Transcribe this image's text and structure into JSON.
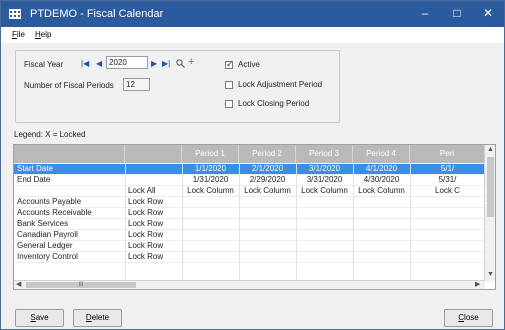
{
  "window": {
    "title": "PTDEMO - Fiscal Calendar",
    "minimize": "–",
    "maximize": "□",
    "close": "✕"
  },
  "menu": [
    {
      "label": "File",
      "mnemonic": "F",
      "rest": "ile"
    },
    {
      "label": "Help",
      "mnemonic": "H",
      "rest": "elp"
    }
  ],
  "form": {
    "fiscal_year_label": "Fiscal Year",
    "fiscal_year_value": "2020",
    "num_periods_label": "Number of Fiscal Periods",
    "num_periods_value": "12",
    "nav": {
      "first": "|◀",
      "prev": "◀",
      "next": "▶",
      "last": "▶|",
      "zoom": "🔍",
      "add": "+"
    },
    "checkboxes": [
      {
        "label": "Active",
        "checked": true
      },
      {
        "label": "Lock Adjustment Period",
        "checked": false
      },
      {
        "label": "Lock Closing Period",
        "checked": false
      }
    ]
  },
  "legend": "Legend: X = Locked",
  "grid": {
    "headers": [
      "",
      "",
      "Period 1",
      "Period 2",
      "Period 3",
      "Period 4",
      "Peri"
    ],
    "rows": [
      {
        "cells": [
          "Start Date",
          "",
          "1/1/2020",
          "2/1/2020",
          "3/1/2020",
          "4/1/2020",
          "5/1/"
        ],
        "selected": true
      },
      {
        "cells": [
          "End Date",
          "",
          "1/31/2020",
          "2/29/2020",
          "3/31/2020",
          "4/30/2020",
          "5/31/"
        ],
        "selected": false
      },
      {
        "cells": [
          "",
          "Lock All",
          "Lock Column",
          "Lock Column",
          "Lock Column",
          "Lock Column",
          "Lock C"
        ],
        "selected": false
      },
      {
        "cells": [
          "Accounts Payable",
          "Lock Row",
          "",
          "",
          "",
          "",
          ""
        ],
        "selected": false
      },
      {
        "cells": [
          "Accounts Receivable",
          "Lock Row",
          "",
          "",
          "",
          "",
          ""
        ],
        "selected": false
      },
      {
        "cells": [
          "Bank Services",
          "Lock Row",
          "",
          "",
          "",
          "",
          ""
        ],
        "selected": false
      },
      {
        "cells": [
          "Canadian Payroll",
          "Lock Row",
          "",
          "",
          "",
          "",
          ""
        ],
        "selected": false
      },
      {
        "cells": [
          "General Ledger",
          "Lock Row",
          "",
          "",
          "",
          "",
          ""
        ],
        "selected": false
      },
      {
        "cells": [
          "Inventory Control",
          "Lock Row",
          "",
          "",
          "",
          "",
          ""
        ],
        "selected": false
      }
    ],
    "hscroll_thumb": "III"
  },
  "buttons": {
    "save": {
      "mnemonic": "S",
      "rest": "ave"
    },
    "delete": {
      "mnemonic": "D",
      "rest": "elete"
    },
    "close": {
      "mnemonic": "C",
      "rest": "lose"
    }
  }
}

※ ※ ※

> STATED GOAL: Reproduce all of the entries word for word, skipping any pictures they hold.

> ANSWER IN FULL:
Transcribe this image's text and structure into JSON.
{
  "window": {
    "title": "PTDEMO - Fiscal Calendar",
    "minimize": "–",
    "maximize": "□",
    "close": "✕"
  },
  "menu": [
    {
      "label": "File",
      "mnemonic": "F",
      "rest": "ile"
    },
    {
      "label": "Help",
      "mnemonic": "H",
      "rest": "elp"
    }
  ],
  "form": {
    "fiscal_year_label": "Fiscal Year",
    "fiscal_year_value": "2020",
    "num_periods_label": "Number of Fiscal Periods",
    "num_periods_value": "12",
    "nav": {
      "first": "|◀",
      "prev": "◀",
      "next": "▶",
      "last": "▶|",
      "zoom": "🔍",
      "add": "+"
    },
    "checkboxes": [
      {
        "label": "Active",
        "checked": true
      },
      {
        "label": "Lock Adjustment Period",
        "checked": false
      },
      {
        "label": "Lock Closing Period",
        "checked": false
      }
    ]
  },
  "legend": "Legend: X = Locked",
  "grid": {
    "headers": [
      "",
      "",
      "Period 1",
      "Period 2",
      "Period 3",
      "Period 4",
      "Peri"
    ],
    "rows": [
      {
        "cells": [
          "Start Date",
          "",
          "1/1/2020",
          "2/1/2020",
          "3/1/2020",
          "4/1/2020",
          "5/1/"
        ],
        "selected": true
      },
      {
        "cells": [
          "End Date",
          "",
          "1/31/2020",
          "2/29/2020",
          "3/31/2020",
          "4/30/2020",
          "5/31/"
        ],
        "selected": false
      },
      {
        "cells": [
          "",
          "Lock All",
          "Lock Column",
          "Lock Column",
          "Lock Column",
          "Lock Column",
          "Lock C"
        ],
        "selected": false
      },
      {
        "cells": [
          "Accounts Payable",
          "Lock Row",
          "",
          "",
          "",
          "",
          ""
        ],
        "selected": false
      },
      {
        "cells": [
          "Accounts Receivable",
          "Lock Row",
          "",
          "",
          "",
          "",
          ""
        ],
        "selected": false
      },
      {
        "cells": [
          "Bank Services",
          "Lock Row",
          "",
          "",
          "",
          "",
          ""
        ],
        "selected": false
      },
      {
        "cells": [
          "Canadian Payroll",
          "Lock Row",
          "",
          "",
          "",
          "",
          ""
        ],
        "selected": false
      },
      {
        "cells": [
          "General Ledger",
          "Lock Row",
          "",
          "",
          "",
          "",
          ""
        ],
        "selected": false
      },
      {
        "cells": [
          "Inventory Control",
          "Lock Row",
          "",
          "",
          "",
          "",
          ""
        ],
        "selected": false
      }
    ],
    "hscroll_thumb": "III"
  },
  "buttons": {
    "save": {
      "mnemonic": "S",
      "rest": "ave"
    },
    "delete": {
      "mnemonic": "D",
      "rest": "elete"
    },
    "close": {
      "mnemonic": "C",
      "rest": "lose"
    }
  }
}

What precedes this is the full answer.